→ **What you will do**
Go over the listing below line by line and tally those containing "OneTouch". Give only the tally.

Collected data entries:
++++++++

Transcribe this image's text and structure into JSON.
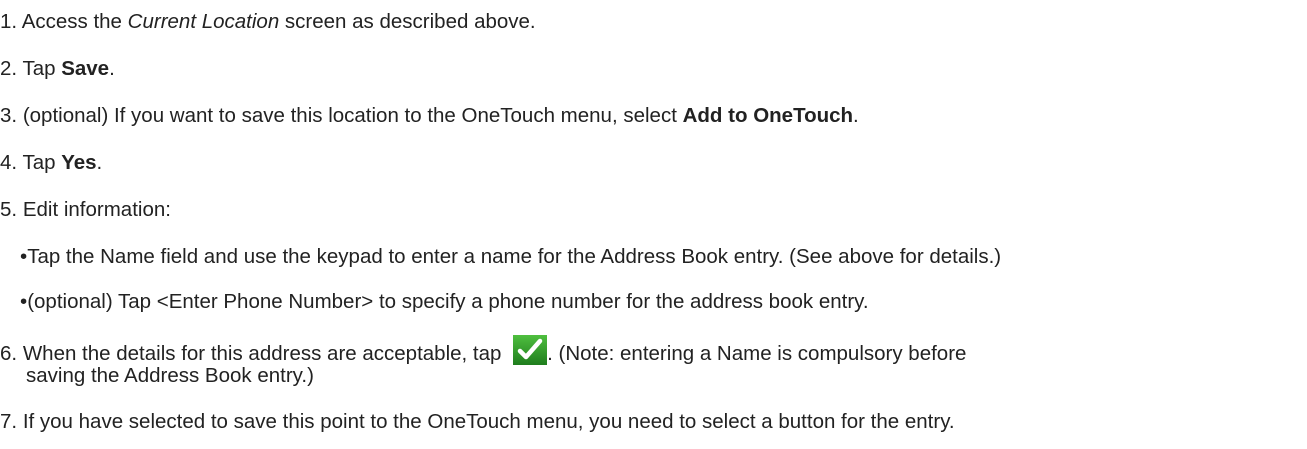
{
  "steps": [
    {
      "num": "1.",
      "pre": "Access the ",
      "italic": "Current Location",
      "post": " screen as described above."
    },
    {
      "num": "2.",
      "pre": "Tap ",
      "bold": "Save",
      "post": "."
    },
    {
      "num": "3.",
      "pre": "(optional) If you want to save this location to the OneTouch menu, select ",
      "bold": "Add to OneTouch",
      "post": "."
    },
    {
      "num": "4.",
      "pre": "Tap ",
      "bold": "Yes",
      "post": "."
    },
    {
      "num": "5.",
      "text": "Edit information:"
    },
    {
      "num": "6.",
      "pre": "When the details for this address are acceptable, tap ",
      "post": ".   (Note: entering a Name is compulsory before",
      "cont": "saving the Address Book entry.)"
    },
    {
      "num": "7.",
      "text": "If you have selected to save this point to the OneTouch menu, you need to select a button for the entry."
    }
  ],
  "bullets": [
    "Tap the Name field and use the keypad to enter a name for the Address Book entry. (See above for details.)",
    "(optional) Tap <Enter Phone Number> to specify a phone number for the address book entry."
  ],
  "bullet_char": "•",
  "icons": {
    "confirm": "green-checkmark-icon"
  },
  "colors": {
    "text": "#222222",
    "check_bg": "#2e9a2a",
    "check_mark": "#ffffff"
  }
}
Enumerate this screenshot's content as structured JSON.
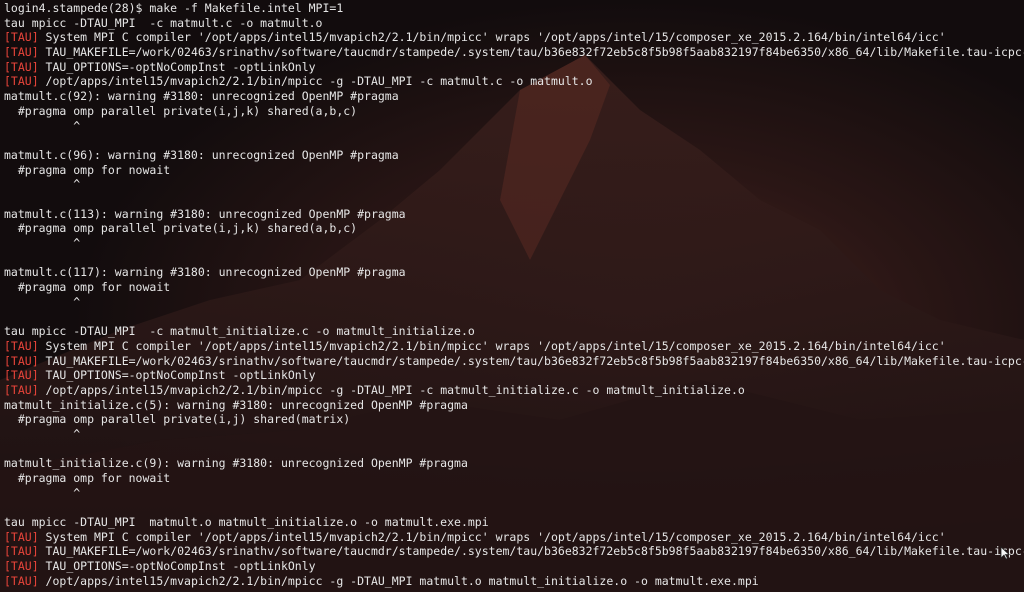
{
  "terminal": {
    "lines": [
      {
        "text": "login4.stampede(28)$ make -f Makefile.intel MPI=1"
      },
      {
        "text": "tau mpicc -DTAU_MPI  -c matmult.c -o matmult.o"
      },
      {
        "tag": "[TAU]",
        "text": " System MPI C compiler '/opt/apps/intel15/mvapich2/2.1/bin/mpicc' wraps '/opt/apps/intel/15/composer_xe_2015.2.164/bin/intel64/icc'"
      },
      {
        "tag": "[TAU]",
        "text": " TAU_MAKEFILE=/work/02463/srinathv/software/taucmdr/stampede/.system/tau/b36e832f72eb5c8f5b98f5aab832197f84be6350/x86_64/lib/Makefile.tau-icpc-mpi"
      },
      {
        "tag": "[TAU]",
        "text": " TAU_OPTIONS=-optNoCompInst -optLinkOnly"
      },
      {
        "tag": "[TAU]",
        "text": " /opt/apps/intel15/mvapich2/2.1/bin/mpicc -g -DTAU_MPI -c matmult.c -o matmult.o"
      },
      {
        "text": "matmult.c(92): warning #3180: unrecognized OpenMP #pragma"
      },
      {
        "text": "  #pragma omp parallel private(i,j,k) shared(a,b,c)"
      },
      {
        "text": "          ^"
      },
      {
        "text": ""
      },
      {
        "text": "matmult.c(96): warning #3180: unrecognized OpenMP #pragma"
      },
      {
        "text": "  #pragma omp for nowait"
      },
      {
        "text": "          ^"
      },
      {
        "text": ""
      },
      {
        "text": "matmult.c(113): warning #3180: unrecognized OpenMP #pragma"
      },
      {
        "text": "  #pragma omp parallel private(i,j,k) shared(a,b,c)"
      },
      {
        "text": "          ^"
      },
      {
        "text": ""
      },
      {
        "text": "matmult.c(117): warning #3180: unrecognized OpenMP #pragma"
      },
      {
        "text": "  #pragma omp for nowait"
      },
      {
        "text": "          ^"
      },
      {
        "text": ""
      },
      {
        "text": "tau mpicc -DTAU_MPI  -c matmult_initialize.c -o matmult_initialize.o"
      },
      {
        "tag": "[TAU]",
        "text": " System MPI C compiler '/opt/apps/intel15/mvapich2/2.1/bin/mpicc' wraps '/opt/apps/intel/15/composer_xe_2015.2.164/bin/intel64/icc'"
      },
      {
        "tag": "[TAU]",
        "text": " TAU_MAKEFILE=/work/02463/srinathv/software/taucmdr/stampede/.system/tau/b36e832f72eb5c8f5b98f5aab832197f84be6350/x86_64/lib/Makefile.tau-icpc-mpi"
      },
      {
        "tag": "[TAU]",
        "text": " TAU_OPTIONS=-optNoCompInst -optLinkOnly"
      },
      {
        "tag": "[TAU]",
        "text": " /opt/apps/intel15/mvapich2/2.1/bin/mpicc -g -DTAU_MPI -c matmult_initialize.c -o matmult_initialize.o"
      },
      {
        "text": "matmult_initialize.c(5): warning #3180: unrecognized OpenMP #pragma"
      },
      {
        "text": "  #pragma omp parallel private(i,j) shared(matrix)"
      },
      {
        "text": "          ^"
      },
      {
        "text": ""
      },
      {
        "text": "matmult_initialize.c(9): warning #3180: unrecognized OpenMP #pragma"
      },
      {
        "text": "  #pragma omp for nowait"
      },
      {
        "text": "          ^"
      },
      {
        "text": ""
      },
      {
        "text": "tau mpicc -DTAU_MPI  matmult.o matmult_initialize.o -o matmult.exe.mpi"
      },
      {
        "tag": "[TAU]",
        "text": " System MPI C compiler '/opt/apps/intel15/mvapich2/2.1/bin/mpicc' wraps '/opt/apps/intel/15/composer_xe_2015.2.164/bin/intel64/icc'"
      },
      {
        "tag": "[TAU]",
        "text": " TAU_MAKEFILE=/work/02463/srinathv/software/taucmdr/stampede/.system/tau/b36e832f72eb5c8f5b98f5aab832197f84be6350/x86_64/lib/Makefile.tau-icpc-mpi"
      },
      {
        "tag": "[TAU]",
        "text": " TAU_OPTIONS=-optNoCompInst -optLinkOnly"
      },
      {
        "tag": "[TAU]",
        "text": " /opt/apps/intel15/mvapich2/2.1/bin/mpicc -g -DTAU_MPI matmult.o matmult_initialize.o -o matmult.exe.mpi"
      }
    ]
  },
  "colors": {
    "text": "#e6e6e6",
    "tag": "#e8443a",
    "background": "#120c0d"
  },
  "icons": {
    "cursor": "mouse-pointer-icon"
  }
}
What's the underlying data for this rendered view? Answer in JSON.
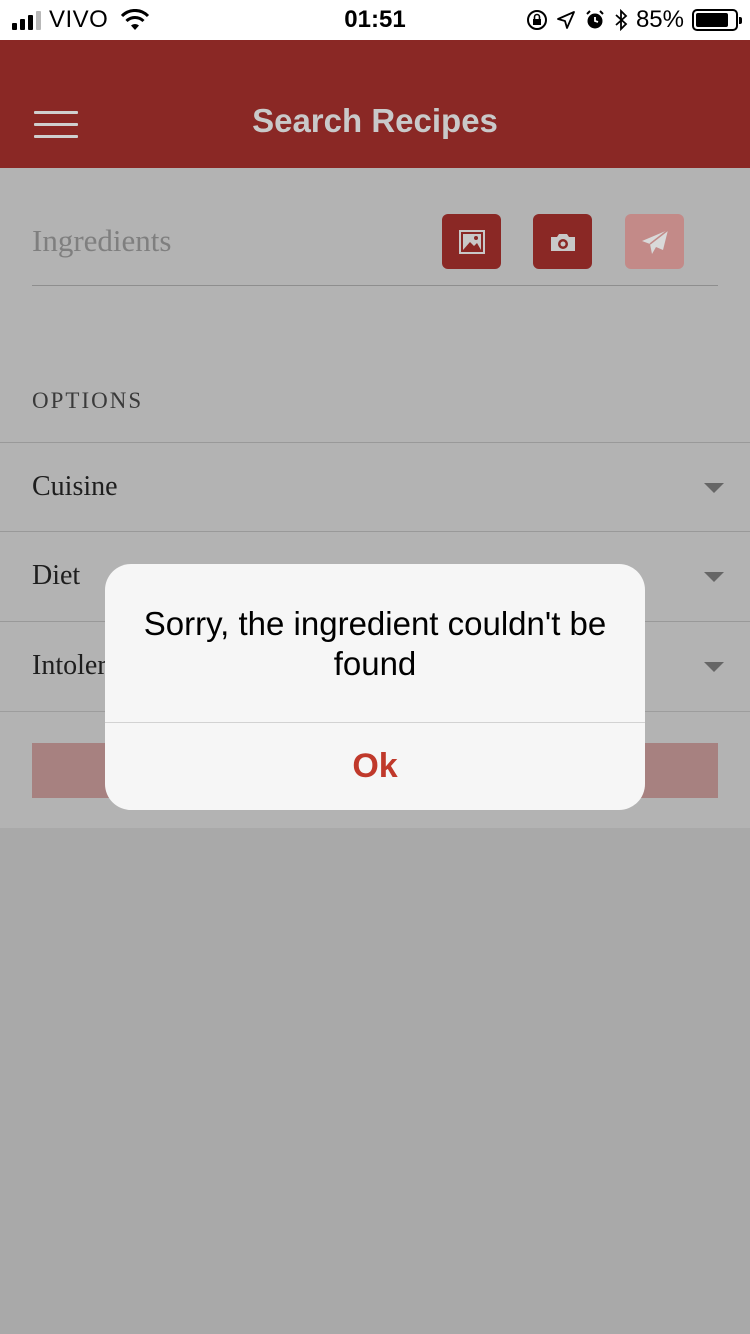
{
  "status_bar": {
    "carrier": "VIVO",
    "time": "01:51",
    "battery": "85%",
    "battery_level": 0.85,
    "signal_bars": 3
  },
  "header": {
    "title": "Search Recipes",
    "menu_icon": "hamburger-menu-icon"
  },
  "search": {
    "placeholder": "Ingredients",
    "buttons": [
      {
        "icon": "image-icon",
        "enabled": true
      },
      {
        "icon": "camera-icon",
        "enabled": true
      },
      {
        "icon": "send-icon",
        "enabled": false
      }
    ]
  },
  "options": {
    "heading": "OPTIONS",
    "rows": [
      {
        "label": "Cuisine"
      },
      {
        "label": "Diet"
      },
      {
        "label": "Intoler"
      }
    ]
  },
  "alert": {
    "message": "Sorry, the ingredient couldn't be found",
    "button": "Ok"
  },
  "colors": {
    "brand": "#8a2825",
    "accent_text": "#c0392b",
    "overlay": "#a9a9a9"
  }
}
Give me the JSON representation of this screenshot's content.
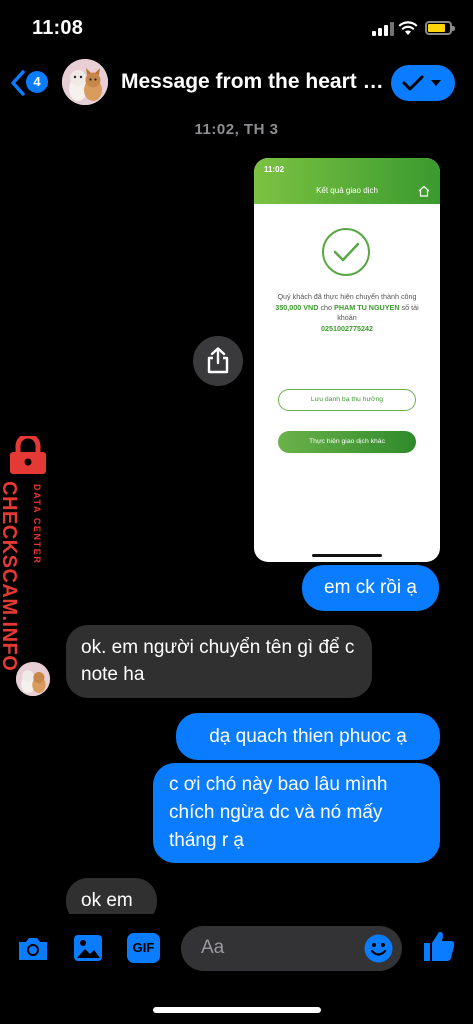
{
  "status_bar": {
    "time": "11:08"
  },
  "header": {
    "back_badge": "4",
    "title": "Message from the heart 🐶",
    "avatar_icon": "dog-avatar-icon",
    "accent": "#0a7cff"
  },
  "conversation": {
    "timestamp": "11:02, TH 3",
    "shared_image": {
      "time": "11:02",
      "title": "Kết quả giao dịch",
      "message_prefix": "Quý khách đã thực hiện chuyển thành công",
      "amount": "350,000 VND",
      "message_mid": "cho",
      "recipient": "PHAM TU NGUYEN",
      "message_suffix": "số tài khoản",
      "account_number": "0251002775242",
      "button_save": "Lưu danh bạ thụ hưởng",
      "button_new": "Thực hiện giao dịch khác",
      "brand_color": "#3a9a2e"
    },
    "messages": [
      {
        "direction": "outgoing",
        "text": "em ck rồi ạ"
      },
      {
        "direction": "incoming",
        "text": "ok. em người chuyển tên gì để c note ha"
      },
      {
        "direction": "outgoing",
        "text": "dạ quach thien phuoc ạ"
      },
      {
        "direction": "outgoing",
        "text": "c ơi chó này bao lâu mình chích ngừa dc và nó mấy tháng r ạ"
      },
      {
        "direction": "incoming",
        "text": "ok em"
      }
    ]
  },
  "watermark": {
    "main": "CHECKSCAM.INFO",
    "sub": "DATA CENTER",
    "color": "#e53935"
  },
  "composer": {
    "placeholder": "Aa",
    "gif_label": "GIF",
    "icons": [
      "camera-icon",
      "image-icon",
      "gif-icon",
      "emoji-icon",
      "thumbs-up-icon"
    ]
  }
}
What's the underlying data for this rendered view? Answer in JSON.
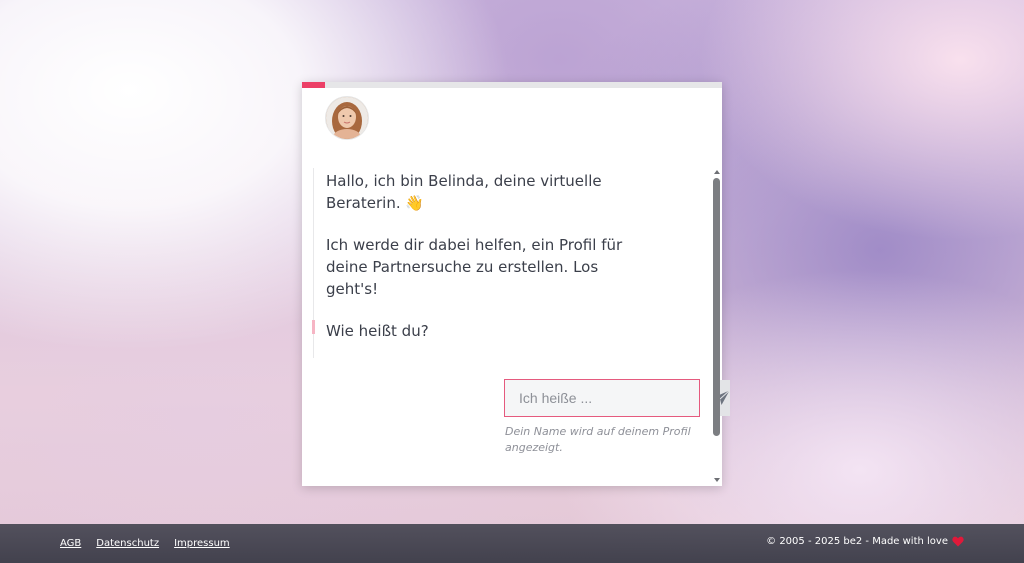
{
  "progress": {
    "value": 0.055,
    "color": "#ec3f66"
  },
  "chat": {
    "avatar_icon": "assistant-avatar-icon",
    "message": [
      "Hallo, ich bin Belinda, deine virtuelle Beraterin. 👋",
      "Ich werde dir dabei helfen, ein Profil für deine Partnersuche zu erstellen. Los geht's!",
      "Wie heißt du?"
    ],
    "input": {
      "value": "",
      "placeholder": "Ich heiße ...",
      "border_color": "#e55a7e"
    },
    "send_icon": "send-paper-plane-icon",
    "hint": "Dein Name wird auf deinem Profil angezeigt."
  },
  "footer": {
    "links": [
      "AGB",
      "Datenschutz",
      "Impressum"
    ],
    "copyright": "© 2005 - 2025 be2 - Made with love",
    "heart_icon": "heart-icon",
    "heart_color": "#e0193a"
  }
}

++++++++

→ **Response to the exercise**
3